Written request: Reproduce verbatim the lines of the material from the line containing "location-arrow-icon: [368, 6, 380, 16]" to the line containing "legend-label: Outdoor cycling: [235, 453, 332, 469]", including both of those lines.

___ Data for the task

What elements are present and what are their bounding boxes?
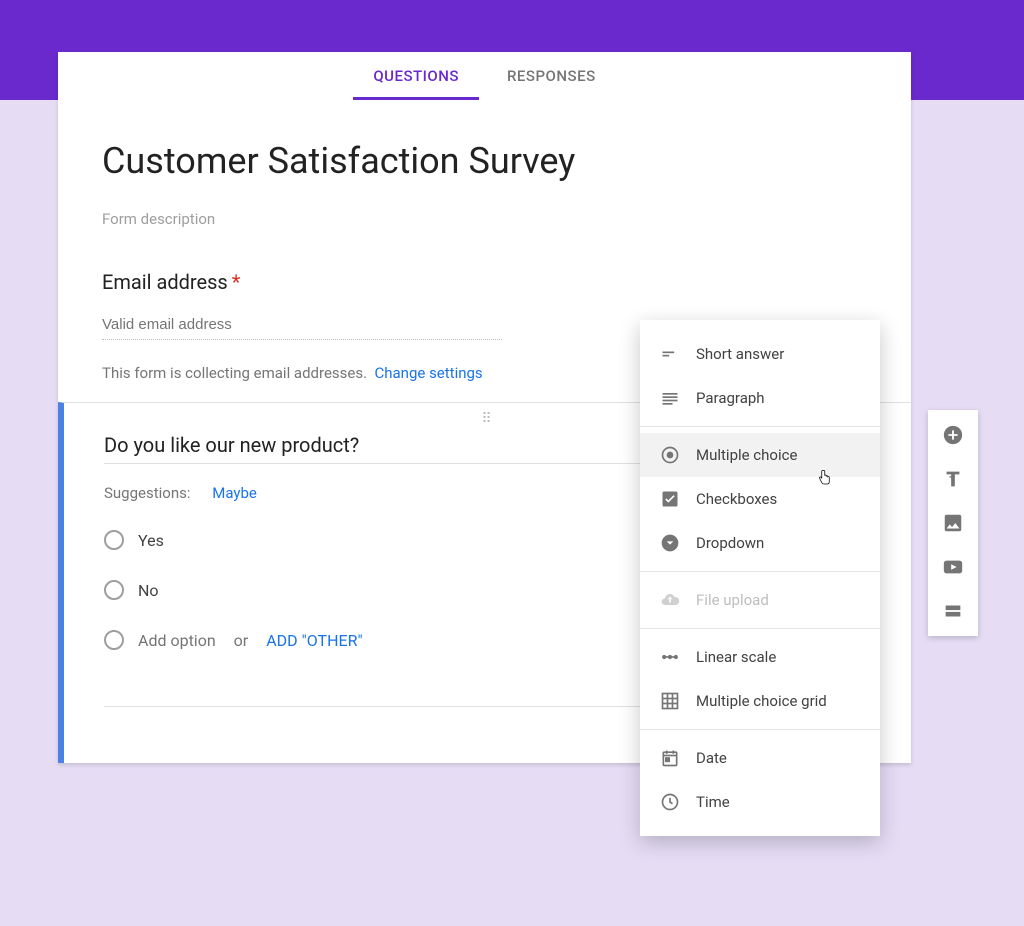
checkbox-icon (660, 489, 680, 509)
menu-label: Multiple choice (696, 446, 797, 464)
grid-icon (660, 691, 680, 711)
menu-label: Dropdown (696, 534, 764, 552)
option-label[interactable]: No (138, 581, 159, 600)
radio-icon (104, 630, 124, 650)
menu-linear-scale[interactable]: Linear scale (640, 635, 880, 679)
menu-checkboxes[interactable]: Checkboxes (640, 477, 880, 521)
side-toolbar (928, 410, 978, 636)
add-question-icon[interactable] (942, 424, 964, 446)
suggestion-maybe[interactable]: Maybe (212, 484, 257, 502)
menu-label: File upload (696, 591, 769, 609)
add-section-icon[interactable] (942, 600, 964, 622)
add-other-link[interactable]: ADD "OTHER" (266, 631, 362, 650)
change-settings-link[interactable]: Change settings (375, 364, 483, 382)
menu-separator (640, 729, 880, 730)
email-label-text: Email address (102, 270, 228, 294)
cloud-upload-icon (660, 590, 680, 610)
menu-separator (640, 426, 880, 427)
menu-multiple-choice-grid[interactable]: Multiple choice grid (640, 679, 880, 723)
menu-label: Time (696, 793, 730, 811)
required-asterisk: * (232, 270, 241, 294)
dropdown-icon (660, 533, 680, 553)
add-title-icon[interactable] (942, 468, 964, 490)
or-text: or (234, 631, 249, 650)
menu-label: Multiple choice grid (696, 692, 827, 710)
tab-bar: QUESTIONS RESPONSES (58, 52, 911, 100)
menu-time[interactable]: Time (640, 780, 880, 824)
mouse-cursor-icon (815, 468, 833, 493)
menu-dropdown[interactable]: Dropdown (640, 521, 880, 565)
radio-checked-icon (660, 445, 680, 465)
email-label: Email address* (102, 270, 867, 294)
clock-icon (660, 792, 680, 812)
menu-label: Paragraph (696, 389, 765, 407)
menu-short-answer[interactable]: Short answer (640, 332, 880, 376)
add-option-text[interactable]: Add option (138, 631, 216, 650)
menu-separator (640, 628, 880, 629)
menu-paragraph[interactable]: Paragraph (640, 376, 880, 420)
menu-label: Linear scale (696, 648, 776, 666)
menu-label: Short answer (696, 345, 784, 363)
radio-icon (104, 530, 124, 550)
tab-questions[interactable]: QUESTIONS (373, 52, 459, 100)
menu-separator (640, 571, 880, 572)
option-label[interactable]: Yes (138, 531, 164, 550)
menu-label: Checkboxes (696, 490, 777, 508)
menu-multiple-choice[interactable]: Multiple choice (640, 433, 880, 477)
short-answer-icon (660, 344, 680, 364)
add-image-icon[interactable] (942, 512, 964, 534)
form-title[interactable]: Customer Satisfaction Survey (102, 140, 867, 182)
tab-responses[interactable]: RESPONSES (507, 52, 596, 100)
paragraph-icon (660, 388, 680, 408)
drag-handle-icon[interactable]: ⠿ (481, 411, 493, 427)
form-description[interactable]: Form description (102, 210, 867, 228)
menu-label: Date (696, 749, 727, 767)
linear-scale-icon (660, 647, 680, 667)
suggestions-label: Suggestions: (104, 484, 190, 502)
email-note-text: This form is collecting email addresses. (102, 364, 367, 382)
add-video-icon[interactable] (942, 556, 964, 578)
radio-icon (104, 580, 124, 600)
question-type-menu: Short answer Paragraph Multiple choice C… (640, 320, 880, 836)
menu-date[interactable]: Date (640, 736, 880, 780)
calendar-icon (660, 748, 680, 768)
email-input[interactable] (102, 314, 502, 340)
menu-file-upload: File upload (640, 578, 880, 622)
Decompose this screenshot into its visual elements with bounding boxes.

______
___ Data for the task

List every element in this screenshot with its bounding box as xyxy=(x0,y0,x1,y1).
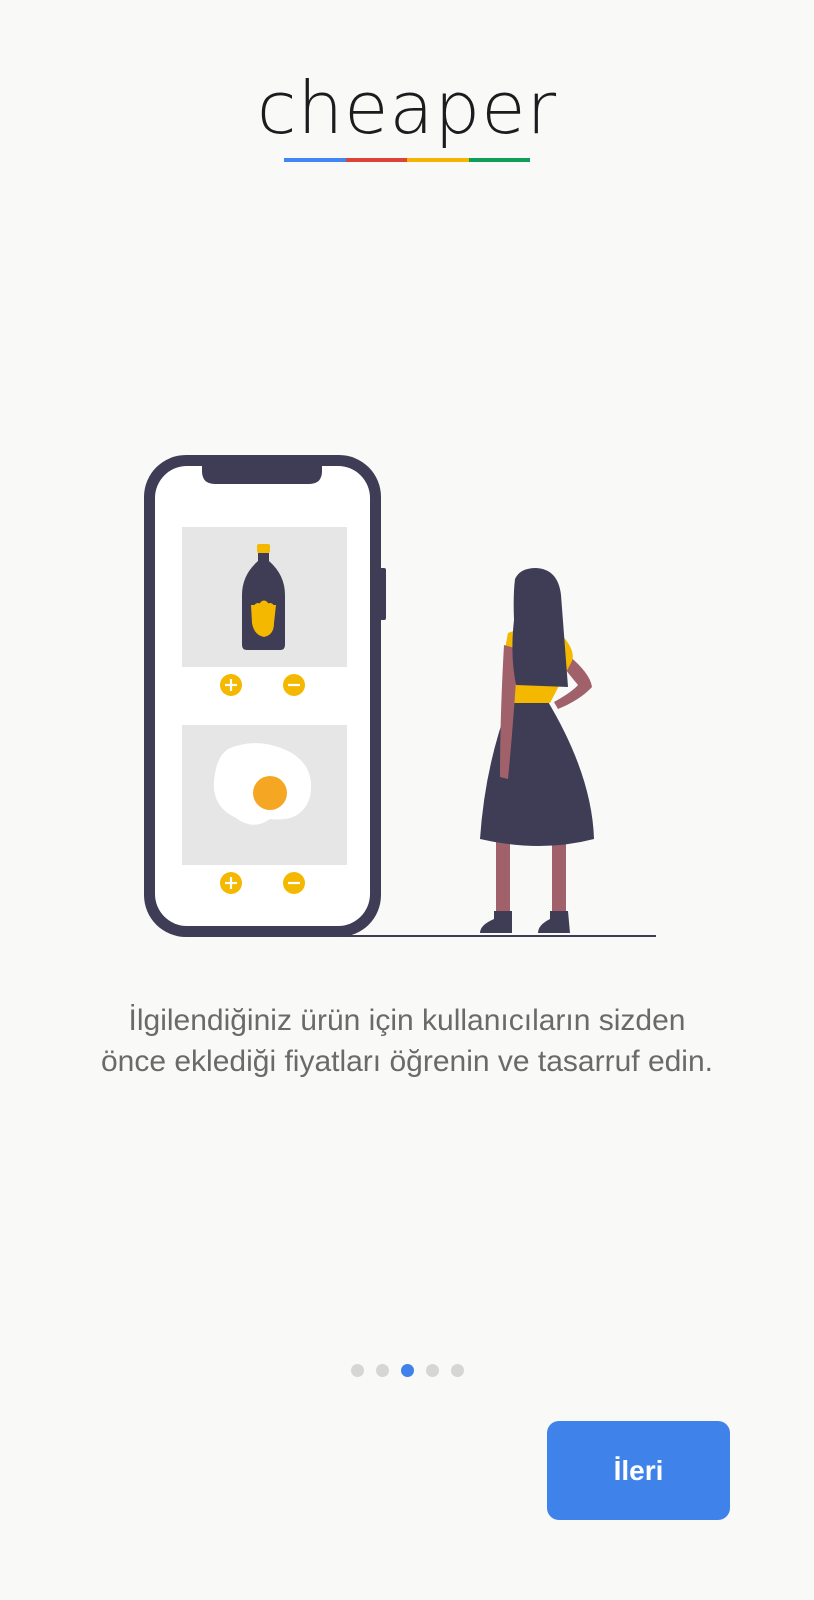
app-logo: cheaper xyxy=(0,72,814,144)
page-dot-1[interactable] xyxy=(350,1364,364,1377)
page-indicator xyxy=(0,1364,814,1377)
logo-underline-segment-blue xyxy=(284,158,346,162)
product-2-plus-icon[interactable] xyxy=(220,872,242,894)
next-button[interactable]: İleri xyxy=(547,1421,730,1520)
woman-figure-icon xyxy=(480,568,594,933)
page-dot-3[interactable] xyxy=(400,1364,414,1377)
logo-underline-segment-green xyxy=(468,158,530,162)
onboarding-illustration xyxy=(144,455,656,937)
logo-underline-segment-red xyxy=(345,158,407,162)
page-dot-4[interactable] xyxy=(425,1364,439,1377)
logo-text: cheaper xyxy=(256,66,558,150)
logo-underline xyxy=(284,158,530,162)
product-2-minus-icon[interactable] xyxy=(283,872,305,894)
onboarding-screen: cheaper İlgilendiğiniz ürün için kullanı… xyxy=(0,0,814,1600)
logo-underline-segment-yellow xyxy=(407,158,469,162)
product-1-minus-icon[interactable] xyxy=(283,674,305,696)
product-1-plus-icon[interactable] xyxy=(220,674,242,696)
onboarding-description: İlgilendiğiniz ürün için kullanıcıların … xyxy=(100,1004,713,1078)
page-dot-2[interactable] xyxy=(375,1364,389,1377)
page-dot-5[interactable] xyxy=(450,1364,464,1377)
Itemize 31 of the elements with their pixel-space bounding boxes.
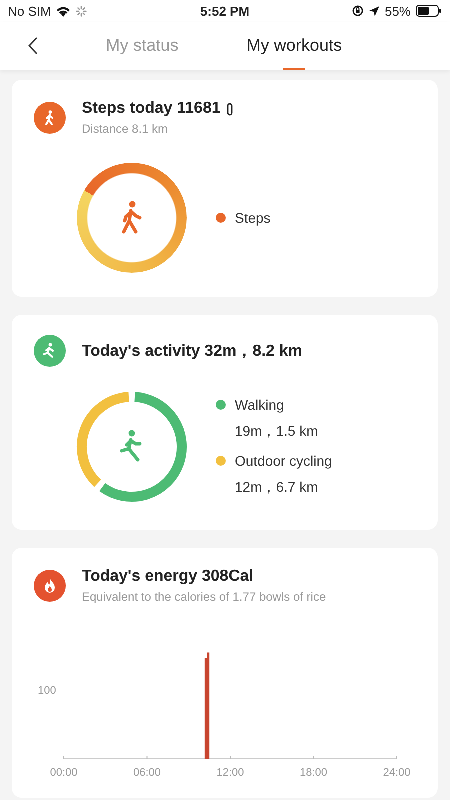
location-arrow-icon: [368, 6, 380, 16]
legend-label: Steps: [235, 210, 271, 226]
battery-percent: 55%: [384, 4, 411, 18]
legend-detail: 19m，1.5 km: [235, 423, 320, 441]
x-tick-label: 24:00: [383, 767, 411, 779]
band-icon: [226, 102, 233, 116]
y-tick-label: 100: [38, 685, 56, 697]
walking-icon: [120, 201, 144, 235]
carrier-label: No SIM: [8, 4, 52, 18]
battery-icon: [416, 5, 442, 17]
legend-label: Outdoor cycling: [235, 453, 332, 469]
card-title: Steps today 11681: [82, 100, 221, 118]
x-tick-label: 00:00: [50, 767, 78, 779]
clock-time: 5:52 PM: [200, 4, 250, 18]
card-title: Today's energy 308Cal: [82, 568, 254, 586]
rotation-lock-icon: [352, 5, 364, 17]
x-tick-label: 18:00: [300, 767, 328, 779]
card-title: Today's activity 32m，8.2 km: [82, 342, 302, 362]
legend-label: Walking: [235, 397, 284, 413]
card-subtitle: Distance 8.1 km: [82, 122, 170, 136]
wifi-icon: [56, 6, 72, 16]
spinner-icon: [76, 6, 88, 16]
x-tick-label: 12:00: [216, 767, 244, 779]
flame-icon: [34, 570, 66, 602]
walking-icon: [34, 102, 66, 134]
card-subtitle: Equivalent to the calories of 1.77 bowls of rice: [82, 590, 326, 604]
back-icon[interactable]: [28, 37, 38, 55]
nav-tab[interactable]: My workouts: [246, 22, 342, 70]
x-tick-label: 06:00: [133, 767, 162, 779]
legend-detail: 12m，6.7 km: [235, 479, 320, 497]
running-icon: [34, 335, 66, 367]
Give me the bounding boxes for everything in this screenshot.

______
___ Data for the task

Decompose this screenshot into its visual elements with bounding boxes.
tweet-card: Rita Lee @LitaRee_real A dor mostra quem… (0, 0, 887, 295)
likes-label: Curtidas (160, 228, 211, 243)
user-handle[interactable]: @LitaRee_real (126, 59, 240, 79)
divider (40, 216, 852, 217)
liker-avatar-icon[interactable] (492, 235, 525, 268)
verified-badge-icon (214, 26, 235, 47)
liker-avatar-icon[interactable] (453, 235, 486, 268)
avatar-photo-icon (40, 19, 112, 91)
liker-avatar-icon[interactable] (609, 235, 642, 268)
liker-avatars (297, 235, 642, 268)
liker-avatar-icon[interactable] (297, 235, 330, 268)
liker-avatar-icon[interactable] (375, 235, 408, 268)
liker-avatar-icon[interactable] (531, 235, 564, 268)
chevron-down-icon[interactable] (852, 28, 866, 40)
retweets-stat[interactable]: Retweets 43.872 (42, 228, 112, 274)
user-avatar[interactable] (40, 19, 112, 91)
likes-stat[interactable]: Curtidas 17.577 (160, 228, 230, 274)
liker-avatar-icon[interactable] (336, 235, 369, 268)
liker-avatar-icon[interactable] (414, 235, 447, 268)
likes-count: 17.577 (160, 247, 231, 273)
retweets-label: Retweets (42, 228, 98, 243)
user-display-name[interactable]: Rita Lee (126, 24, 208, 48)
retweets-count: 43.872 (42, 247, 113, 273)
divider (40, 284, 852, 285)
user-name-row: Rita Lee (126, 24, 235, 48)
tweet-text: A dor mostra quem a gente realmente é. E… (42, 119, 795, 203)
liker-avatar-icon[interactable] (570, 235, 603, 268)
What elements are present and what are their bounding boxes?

______

Response below:
location-arrow-icon: [368, 6, 380, 16]
legend-label: Steps: [235, 210, 271, 226]
battery-percent: 55%: [384, 4, 411, 18]
legend-detail: 19m，1.5 km: [235, 423, 320, 441]
x-tick-label: 24:00: [383, 767, 411, 779]
band-icon: [226, 102, 233, 116]
y-tick-label: 100: [38, 685, 56, 697]
walking-icon: [120, 201, 144, 235]
carrier-label: No SIM: [8, 4, 52, 18]
battery-icon: [416, 5, 442, 17]
legend-label: Outdoor cycling: [235, 453, 332, 469]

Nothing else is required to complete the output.